## Task requirements
Collect all lines from the records below that include the word "SELECTIVE".

···

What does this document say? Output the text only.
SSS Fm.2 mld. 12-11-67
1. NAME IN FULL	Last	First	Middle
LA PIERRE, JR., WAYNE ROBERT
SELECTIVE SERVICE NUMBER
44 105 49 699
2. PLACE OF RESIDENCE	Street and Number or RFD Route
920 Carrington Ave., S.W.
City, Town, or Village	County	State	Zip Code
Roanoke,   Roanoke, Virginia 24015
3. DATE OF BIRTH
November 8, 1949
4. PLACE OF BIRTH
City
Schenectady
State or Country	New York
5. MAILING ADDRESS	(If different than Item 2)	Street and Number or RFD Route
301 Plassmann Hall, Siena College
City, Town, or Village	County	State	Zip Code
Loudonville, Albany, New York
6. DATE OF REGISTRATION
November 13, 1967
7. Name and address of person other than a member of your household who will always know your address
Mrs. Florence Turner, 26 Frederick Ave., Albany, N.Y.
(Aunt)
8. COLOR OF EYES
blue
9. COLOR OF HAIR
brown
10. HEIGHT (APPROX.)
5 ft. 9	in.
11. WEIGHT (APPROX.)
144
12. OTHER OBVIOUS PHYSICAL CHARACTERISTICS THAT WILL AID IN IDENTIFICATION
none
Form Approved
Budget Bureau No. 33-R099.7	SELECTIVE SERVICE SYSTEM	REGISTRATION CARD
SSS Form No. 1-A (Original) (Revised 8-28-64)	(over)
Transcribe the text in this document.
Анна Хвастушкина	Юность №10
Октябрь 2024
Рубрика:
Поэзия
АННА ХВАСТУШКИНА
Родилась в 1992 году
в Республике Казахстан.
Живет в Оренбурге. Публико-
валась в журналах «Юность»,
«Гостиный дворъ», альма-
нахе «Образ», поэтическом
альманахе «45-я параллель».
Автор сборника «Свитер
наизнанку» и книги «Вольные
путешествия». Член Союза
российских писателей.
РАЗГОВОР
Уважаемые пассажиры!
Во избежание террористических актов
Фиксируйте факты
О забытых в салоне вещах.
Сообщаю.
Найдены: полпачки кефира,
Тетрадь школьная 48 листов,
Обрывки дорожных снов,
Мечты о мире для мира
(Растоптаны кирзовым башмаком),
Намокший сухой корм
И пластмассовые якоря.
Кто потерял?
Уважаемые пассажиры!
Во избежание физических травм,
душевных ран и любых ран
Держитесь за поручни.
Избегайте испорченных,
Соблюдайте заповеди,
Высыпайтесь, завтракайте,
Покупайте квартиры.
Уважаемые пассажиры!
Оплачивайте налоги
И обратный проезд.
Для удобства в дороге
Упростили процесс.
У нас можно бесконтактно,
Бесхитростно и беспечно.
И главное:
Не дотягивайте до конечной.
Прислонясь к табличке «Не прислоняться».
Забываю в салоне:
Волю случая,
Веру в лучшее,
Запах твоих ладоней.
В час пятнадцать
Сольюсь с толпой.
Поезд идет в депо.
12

···

## Problem solution
SELECTIVE SERVICE NUMBER
Budget Bureau No. 33-R099.7	SELECTIVE SERVICE SYSTEM	REGISTRATION CARD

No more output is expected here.